===== Provided records

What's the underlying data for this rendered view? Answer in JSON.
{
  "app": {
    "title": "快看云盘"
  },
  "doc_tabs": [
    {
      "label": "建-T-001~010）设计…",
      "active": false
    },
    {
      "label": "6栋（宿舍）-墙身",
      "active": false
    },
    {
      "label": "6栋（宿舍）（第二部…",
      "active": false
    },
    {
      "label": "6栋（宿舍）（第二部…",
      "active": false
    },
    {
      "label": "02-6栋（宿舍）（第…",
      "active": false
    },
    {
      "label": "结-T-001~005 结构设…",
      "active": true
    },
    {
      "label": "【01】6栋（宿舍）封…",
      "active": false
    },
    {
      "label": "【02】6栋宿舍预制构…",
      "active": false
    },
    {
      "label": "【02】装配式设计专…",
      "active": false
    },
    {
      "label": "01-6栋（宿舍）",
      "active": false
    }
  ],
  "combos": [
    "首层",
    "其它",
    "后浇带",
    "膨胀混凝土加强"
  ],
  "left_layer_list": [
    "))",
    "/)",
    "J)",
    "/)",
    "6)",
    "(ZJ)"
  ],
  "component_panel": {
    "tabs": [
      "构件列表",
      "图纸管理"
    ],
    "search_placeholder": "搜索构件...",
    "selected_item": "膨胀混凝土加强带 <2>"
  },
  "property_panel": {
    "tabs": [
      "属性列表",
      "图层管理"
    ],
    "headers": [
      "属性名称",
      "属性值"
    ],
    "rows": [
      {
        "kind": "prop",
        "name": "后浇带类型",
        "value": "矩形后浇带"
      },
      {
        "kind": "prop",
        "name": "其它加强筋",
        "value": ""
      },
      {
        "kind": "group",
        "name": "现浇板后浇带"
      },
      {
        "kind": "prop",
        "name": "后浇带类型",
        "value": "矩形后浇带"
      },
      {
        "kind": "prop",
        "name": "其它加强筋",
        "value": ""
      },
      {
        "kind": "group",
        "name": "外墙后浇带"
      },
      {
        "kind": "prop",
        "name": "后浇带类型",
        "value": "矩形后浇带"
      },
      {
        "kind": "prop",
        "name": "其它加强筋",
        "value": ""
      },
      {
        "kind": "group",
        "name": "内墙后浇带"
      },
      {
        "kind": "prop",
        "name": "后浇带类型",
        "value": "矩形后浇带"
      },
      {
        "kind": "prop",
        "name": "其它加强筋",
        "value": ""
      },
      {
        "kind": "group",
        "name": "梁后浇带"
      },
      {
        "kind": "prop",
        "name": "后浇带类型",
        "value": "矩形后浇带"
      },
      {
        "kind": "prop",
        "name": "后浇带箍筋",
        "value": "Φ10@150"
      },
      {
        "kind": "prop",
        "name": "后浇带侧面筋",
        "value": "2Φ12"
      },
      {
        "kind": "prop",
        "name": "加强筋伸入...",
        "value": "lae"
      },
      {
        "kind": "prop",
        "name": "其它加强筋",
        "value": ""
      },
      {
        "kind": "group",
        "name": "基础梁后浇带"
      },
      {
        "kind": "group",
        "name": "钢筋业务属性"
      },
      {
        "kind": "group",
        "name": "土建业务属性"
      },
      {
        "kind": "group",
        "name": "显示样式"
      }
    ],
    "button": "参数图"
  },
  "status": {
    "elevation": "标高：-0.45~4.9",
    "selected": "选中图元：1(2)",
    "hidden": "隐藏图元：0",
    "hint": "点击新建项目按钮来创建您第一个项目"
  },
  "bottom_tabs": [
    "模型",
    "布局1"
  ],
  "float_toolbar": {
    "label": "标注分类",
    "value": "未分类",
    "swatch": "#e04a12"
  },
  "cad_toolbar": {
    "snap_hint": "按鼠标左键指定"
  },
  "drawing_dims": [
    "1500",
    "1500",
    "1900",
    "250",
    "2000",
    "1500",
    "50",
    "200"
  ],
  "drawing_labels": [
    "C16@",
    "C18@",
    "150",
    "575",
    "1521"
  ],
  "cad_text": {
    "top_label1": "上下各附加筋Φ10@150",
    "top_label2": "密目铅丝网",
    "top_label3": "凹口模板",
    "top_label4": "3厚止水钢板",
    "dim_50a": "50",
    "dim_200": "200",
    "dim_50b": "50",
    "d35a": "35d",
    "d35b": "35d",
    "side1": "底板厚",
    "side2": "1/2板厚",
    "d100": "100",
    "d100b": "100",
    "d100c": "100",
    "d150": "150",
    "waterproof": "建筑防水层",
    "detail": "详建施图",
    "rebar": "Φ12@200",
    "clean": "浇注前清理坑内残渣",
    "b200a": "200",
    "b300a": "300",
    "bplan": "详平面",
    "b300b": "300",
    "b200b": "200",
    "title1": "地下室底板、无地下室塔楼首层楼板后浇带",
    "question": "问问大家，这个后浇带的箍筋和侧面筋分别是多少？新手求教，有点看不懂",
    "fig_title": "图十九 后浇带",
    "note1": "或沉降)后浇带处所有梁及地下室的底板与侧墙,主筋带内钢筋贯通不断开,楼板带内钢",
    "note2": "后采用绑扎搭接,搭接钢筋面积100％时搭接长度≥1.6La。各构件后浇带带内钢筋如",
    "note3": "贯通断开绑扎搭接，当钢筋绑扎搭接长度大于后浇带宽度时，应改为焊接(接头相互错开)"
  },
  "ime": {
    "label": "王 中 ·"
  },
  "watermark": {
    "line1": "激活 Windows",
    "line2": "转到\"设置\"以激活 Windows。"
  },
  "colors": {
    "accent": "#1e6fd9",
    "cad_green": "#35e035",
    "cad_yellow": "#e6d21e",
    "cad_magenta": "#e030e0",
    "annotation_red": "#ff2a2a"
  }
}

==========

Each entry above is to be set down again in exactly the same words.

Task result
What's the underlying data for this rendered view? Answer in JSON.
{
  "app": {
    "title": "快看云盘"
  },
  "doc_tabs": [
    {
      "label": "建-T-001~010）设计…",
      "active": false
    },
    {
      "label": "6栋（宿舍）-墙身",
      "active": false
    },
    {
      "label": "6栋（宿舍）（第二部…",
      "active": false
    },
    {
      "label": "6栋（宿舍）（第二部…",
      "active": false
    },
    {
      "label": "02-6栋（宿舍）（第…",
      "active": false
    },
    {
      "label": "结-T-001~005 结构设…",
      "active": true
    },
    {
      "label": "【01】6栋（宿舍）封…",
      "active": false
    },
    {
      "label": "【02】6栋宿舍预制构…",
      "active": false
    },
    {
      "label": "【02】装配式设计专…",
      "active": false
    },
    {
      "label": "01-6栋（宿舍）",
      "active": false
    }
  ],
  "combos": [
    "首层",
    "其它",
    "后浇带",
    "膨胀混凝土加强"
  ],
  "left_layer_list": [
    "))",
    "/)",
    "J)",
    "/)",
    "6)",
    "(ZJ)"
  ],
  "component_panel": {
    "tabs": [
      "构件列表",
      "图纸管理"
    ],
    "search_placeholder": "搜索构件...",
    "selected_item": "膨胀混凝土加强带 <2>"
  },
  "property_panel": {
    "tabs": [
      "属性列表",
      "图层管理"
    ],
    "headers": [
      "属性名称",
      "属性值"
    ],
    "rows": [
      {
        "kind": "prop",
        "name": "后浇带类型",
        "value": "矩形后浇带"
      },
      {
        "kind": "prop",
        "name": "其它加强筋",
        "value": ""
      },
      {
        "kind": "group",
        "name": "现浇板后浇带"
      },
      {
        "kind": "prop",
        "name": "后浇带类型",
        "value": "矩形后浇带"
      },
      {
        "kind": "prop",
        "name": "其它加强筋",
        "value": ""
      },
      {
        "kind": "group",
        "name": "外墙后浇带"
      },
      {
        "kind": "prop",
        "name": "后浇带类型",
        "value": "矩形后浇带"
      },
      {
        "kind": "prop",
        "name": "其它加强筋",
        "value": ""
      },
      {
        "kind": "group",
        "name": "内墙后浇带"
      },
      {
        "kind": "prop",
        "name": "后浇带类型",
        "value": "矩形后浇带"
      },
      {
        "kind": "prop",
        "name": "其它加强筋",
        "value": ""
      },
      {
        "kind": "group",
        "name": "梁后浇带"
      },
      {
        "kind": "prop",
        "name": "后浇带类型",
        "value": "矩形后浇带"
      },
      {
        "kind": "prop",
        "name": "后浇带箍筋",
        "value": "Φ10@150"
      },
      {
        "kind": "prop",
        "name": "后浇带侧面筋",
        "value": "2Φ12"
      },
      {
        "kind": "prop",
        "name": "加强筋伸入...",
        "value": "lae"
      },
      {
        "kind": "prop",
        "name": "其它加强筋",
        "value": ""
      },
      {
        "kind": "group",
        "name": "基础梁后浇带"
      },
      {
        "kind": "group",
        "name": "钢筋业务属性"
      },
      {
        "kind": "group",
        "name": "土建业务属性"
      },
      {
        "kind": "group",
        "name": "显示样式"
      }
    ],
    "button": "参数图"
  },
  "status": {
    "elevation": "标高：-0.45~4.9",
    "selected": "选中图元：1(2)",
    "hidden": "隐藏图元：0",
    "hint": "点击新建项目按钮来创建您第一个项目"
  },
  "bottom_tabs": [
    "模型",
    "布局1"
  ],
  "float_toolbar": {
    "label": "标注分类",
    "value": "未分类",
    "swatch": "#e04a12"
  },
  "cad_toolbar": {
    "snap_hint": "按鼠标左键指定"
  },
  "drawing_dims": [
    "1500",
    "1500",
    "1900",
    "250",
    "2000",
    "1500",
    "50",
    "200"
  ],
  "drawing_labels": [
    "C16@",
    "C18@",
    "150",
    "575",
    "1521"
  ],
  "cad_text": {
    "top_label1": "上下各附加筋Φ10@150",
    "top_label2": "密目铅丝网",
    "top_label3": "凹口模板",
    "top_label4": "3厚止水钢板",
    "dim_50a": "50",
    "dim_200": "200",
    "dim_50b": "50",
    "d35a": "35d",
    "d35b": "35d",
    "side1": "底板厚",
    "side2": "1/2板厚",
    "d100": "100",
    "d100b": "100",
    "d100c": "100",
    "d150": "150",
    "waterproof": "建筑防水层",
    "detail": "详建施图",
    "rebar": "Φ12@200",
    "clean": "浇注前清理坑内残渣",
    "b200a": "200",
    "b300a": "300",
    "bplan": "详平面",
    "b300b": "300",
    "b200b": "200",
    "title1": "地下室底板、无地下室塔楼首层楼板后浇带",
    "question": "问问大家，这个后浇带的箍筋和侧面筋分别是多少？新手求教，有点看不懂",
    "fig_title": "图十九 后浇带",
    "note1": "或沉降)后浇带处所有梁及地下室的底板与侧墙,主筋带内钢筋贯通不断开,楼板带内钢",
    "note2": "后采用绑扎搭接,搭接钢筋面积100％时搭接长度≥1.6La。各构件后浇带带内钢筋如",
    "note3": "贯通断开绑扎搭接，当钢筋绑扎搭接长度大于后浇带宽度时，应改为焊接(接头相互错开)"
  },
  "ime": {
    "label": "王 中 ·"
  },
  "watermark": {
    "line1": "激活 Windows",
    "line2": "转到\"设置\"以激活 Windows。"
  },
  "colors": {
    "accent": "#1e6fd9",
    "cad_green": "#35e035",
    "cad_yellow": "#e6d21e",
    "cad_magenta": "#e030e0",
    "annotation_red": "#ff2a2a"
  }
}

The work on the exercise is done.